[What you have to do]: Every line that contains the word "name" should be copied.

[Items from a figure collection]:
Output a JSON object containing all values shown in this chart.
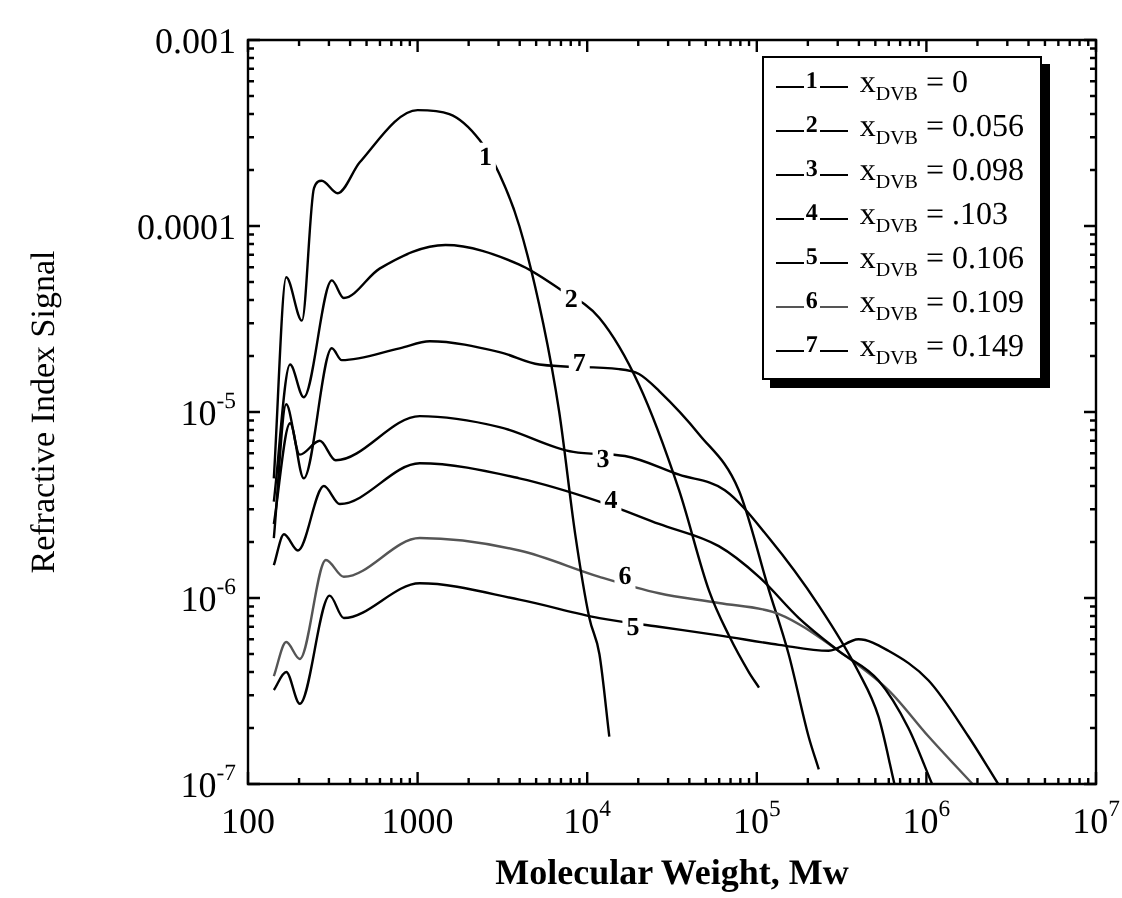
{
  "chart_data": {
    "type": "line",
    "xlabel": "Molecular Weight, Mw",
    "ylabel": "Refractive Index Signal",
    "log": "xy",
    "grid": false,
    "legend": "top right",
    "marker": "none",
    "line_style": "solid",
    "xlim": [
      100,
      10000000
    ],
    "ylim": [
      1e-07,
      0.001
    ],
    "xticks": [
      100,
      {
        "value": 200,
        "label": null
      },
      {
        "value": 300,
        "label": null
      },
      {
        "value": 400,
        "label": null
      },
      {
        "value": 500,
        "label": null
      },
      {
        "value": 600,
        "label": null
      },
      {
        "value": 700,
        "label": null
      },
      {
        "value": 800,
        "label": null
      },
      {
        "value": 900,
        "label": null
      },
      1000,
      {
        "value": 2000,
        "label": null
      },
      {
        "value": 3000,
        "label": null
      },
      {
        "value": 4000,
        "label": null
      },
      {
        "value": 5000,
        "label": null
      },
      {
        "value": 6000,
        "label": null
      },
      {
        "value": 7000,
        "label": null
      },
      {
        "value": 8000,
        "label": null
      },
      {
        "value": 9000,
        "label": null
      },
      {
        "value": 10000,
        "label": "10$^{4}$"
      },
      {
        "value": 20000,
        "label": null
      },
      {
        "value": 30000,
        "label": null
      },
      {
        "value": 40000,
        "label": null
      },
      {
        "value": 50000,
        "label": null
      },
      {
        "value": 60000,
        "label": null
      },
      {
        "value": 70000,
        "label": null
      },
      {
        "value": 80000,
        "label": null
      },
      {
        "value": 90000,
        "label": null
      },
      {
        "value": 100000,
        "label": "10$^{5}$"
      },
      {
        "value": 200000,
        "label": null
      },
      {
        "value": 300000,
        "label": null
      },
      {
        "value": 400000,
        "label": null
      },
      {
        "value": 500000,
        "label": null
      },
      {
        "value": 600000,
        "label": null
      },
      {
        "value": 700000,
        "label": null
      },
      {
        "value": 800000,
        "label": null
      },
      {
        "value": 900000,
        "label": null
      },
      {
        "value": 1000000,
        "label": "10$^{6}$"
      },
      {
        "value": 2000000,
        "label": null
      },
      {
        "value": 3000000,
        "label": null
      },
      {
        "value": 4000000,
        "label": null
      },
      {
        "value": 5000000,
        "label": null
      },
      {
        "value": 6000000,
        "label": null
      },
      {
        "value": 7000000,
        "label": null
      },
      {
        "value": 8000000,
        "label": null
      },
      {
        "value": 9000000,
        "label": null
      },
      {
        "value": 10000000,
        "label": "10$^{7}$"
      }
    ],
    "yticks": [
      {
        "value": 1e-07,
        "label": "10$^{-7}$"
      },
      {
        "value": 2e-07,
        "label": null
      },
      {
        "value": 3e-07,
        "label": null
      },
      {
        "value": 4e-07,
        "label": null
      },
      {
        "value": 5e-07,
        "label": null
      },
      {
        "value": 6e-07,
        "label": null
      },
      {
        "value": 7e-07,
        "label": null
      },
      {
        "value": 8e-07,
        "label": null
      },
      {
        "value": 9e-07,
        "label": null
      },
      {
        "value": 1e-06,
        "label": "10$^{-6}$"
      },
      {
        "value": 2e-06,
        "label": null
      },
      {
        "value": 3e-06,
        "label": null
      },
      {
        "value": 4e-06,
        "label": null
      },
      {
        "value": 5e-06,
        "label": null
      },
      {
        "value": 6e-06,
        "label": null
      },
      {
        "value": 7e-06,
        "label": null
      },
      {
        "value": 8e-06,
        "label": null
      },
      {
        "value": 9e-06,
        "label": null
      },
      {
        "value": 1e-05,
        "label": "10$^{-5}$"
      },
      {
        "value": 2e-05,
        "label": null
      },
      {
        "value": 3e-05,
        "label": null
      },
      {
        "value": 4e-05,
        "label": null
      },
      {
        "value": 5e-05,
        "label": null
      },
      {
        "value": 6e-05,
        "label": null
      },
      {
        "value": 7e-05,
        "label": null
      },
      {
        "value": 8e-05,
        "label": null
      },
      {
        "value": 9e-05,
        "label": null
      },
      {
        "value": 0.0001,
        "label": "0.0001"
      },
      {
        "value": 0.0002,
        "label": null
      },
      {
        "value": 0.0003,
        "label": null
      },
      {
        "value": 0.0004,
        "label": null
      },
      {
        "value": 0.0005,
        "label": null
      },
      {
        "value": 0.0006,
        "label": null
      },
      {
        "value": 0.0007,
        "label": null
      },
      {
        "value": 0.0008,
        "label": null
      },
      {
        "value": 0.0009,
        "label": null
      },
      {
        "value": 0.001,
        "label": "0.001"
      }
    ],
    "series": [
      {
        "name": "x$_{DVB}$ = 0",
        "color": "#000000",
        "x": [
          142,
          168,
          208,
          245,
          272,
          338,
          456,
          1000,
          1540,
          2320,
          3040,
          3980,
          5500,
          6840,
          8500,
          10300,
          11800,
          13500
        ],
        "values": [
          4.4e-06,
          5.3e-05,
          3.1e-05,
          0.00016,
          0.000175,
          0.00015,
          0.00022,
          0.00042,
          0.0004,
          0.00029,
          0.00019,
          0.0001,
          3e-05,
          1e-05,
          2.2e-06,
          7.8e-07,
          5e-07,
          1.8e-07
        ]
      },
      {
        "name": "x$_{DVB}$ = 0.056",
        "color": "#000000",
        "x": [
          142,
          177,
          213,
          312,
          367,
          597,
          1460,
          3980,
          6840,
          11800,
          20200,
          34800,
          52200,
          68400,
          89700,
          103000
        ],
        "values": [
          3.3e-06,
          1.8e-05,
          1.2e-05,
          5.1e-05,
          4.1e-05,
          5.9e-05,
          7.9e-05,
          6.2e-05,
          4.6e-05,
          3.2e-05,
          1.4e-05,
          3.8e-06,
          1.1e-06,
          6.3e-07,
          4e-07,
          3.3e-07
        ]
      },
      {
        "name": "x$_{DVB}$ = 0.098",
        "color": "#000000",
        "x": [
          142,
          168,
          202,
          265,
          329,
          1030,
          3040,
          8280,
          16700,
          34800,
          64800,
          118000,
          232000,
          398000,
          522000,
          648000
        ],
        "values": [
          2.1e-06,
          1.1e-05,
          5.9e-06,
          7e-06,
          5.5e-06,
          9.5e-06,
          8.3e-06,
          6.1e-06,
          5.8e-06,
          4.6e-06,
          3.8e-06,
          2.1e-06,
          9.1e-07,
          4e-07,
          2.3e-07,
          1e-07
        ]
      },
      {
        "name": "x$_{DVB}$ = .103",
        "color": "#000000",
        "x": [
          142,
          163,
          197,
          280,
          348,
          1030,
          3980,
          11800,
          26500,
          59700,
          103000,
          177000,
          303000,
          522000,
          783000,
          1080000
        ],
        "values": [
          1.5e-06,
          2.2e-06,
          1.8e-06,
          4e-06,
          3.2e-06,
          5.3e-06,
          4.4e-06,
          3.3e-06,
          2.5e-06,
          1.9e-06,
          1.3e-06,
          7.8e-07,
          5.2e-07,
          3.6e-07,
          2e-07,
          1e-07
        ]
      },
      {
        "name": "x$_{DVB}$ = 0.106",
        "color": "#000000",
        "x": [
          142,
          168,
          202,
          303,
          367,
          1030,
          3980,
          11800,
          26500,
          59700,
          135000,
          265000,
          398000,
          597000,
          1030000,
          1770000,
          2650000
        ],
        "values": [
          3.2e-07,
          4e-07,
          2.7e-07,
          1.03e-06,
          7.8e-07,
          1.2e-06,
          9.8e-07,
          7.8e-07,
          7e-07,
          6.3e-07,
          5.6e-07,
          5.2e-07,
          6e-07,
          5.2e-07,
          3.6e-07,
          1.8e-07,
          1e-07
        ]
      },
      {
        "name": "x$_{DVB}$ = 0.109",
        "color": "#555555",
        "x": [
          142,
          168,
          202,
          288,
          367,
          1030,
          3980,
          11800,
          26500,
          59700,
          135000,
          303000,
          597000,
          1030000,
          1870000
        ],
        "values": [
          3.8e-07,
          5.8e-07,
          4.7e-07,
          1.6e-06,
          1.3e-06,
          2.1e-06,
          1.8e-06,
          1.3e-06,
          1.06e-06,
          9.4e-07,
          8.2e-07,
          5.2e-07,
          3.2e-07,
          1.8e-07,
          1e-07
        ]
      },
      {
        "name": "x$_{DVB}$ = 0.149",
        "color": "#000000",
        "x": [
          142,
          177,
          213,
          312,
          357,
          783,
          1180,
          3040,
          5220,
          15400,
          20200,
          26500,
          45600,
          78300,
          118000,
          154000,
          202000,
          232000
        ],
        "values": [
          2.5e-06,
          8.7e-06,
          4.4e-06,
          2.2e-05,
          1.9e-05,
          2.2e-05,
          2.4e-05,
          2.1e-05,
          1.8e-05,
          1.7e-05,
          1.6e-05,
          1.3e-05,
          7.6e-06,
          3.8e-06,
          1.1e-06,
          5e-07,
          1.8e-07,
          1.2e-07
        ]
      }
    ],
    "annotations": [
      {
        "text": "1",
        "x": 2510,
        "y": 0.00023
      },
      {
        "text": "2",
        "x": 8050,
        "y": 4e-05
      },
      {
        "text": "3",
        "x": 12400,
        "y": 5.5e-06
      },
      {
        "text": "4",
        "x": 13800,
        "y": 3.3e-06
      },
      {
        "text": "5",
        "x": 18600,
        "y": 6.9e-07
      },
      {
        "text": "6",
        "x": 16700,
        "y": 1.3e-06
      },
      {
        "text": "7",
        "x": 8980,
        "y": 1.8e-05
      }
    ]
  }
}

[Task answer]:
        "name": "x$_{DVB}$ = 0",
        "name": "x$_{DVB}$ = 0.056",
        "name": "x$_{DVB}$ = 0.098",
        "name": "x$_{DVB}$ = .103",
        "name": "x$_{DVB}$ = 0.106",
        "name": "x$_{DVB}$ = 0.109",
        "name": "x$_{DVB}$ = 0.149",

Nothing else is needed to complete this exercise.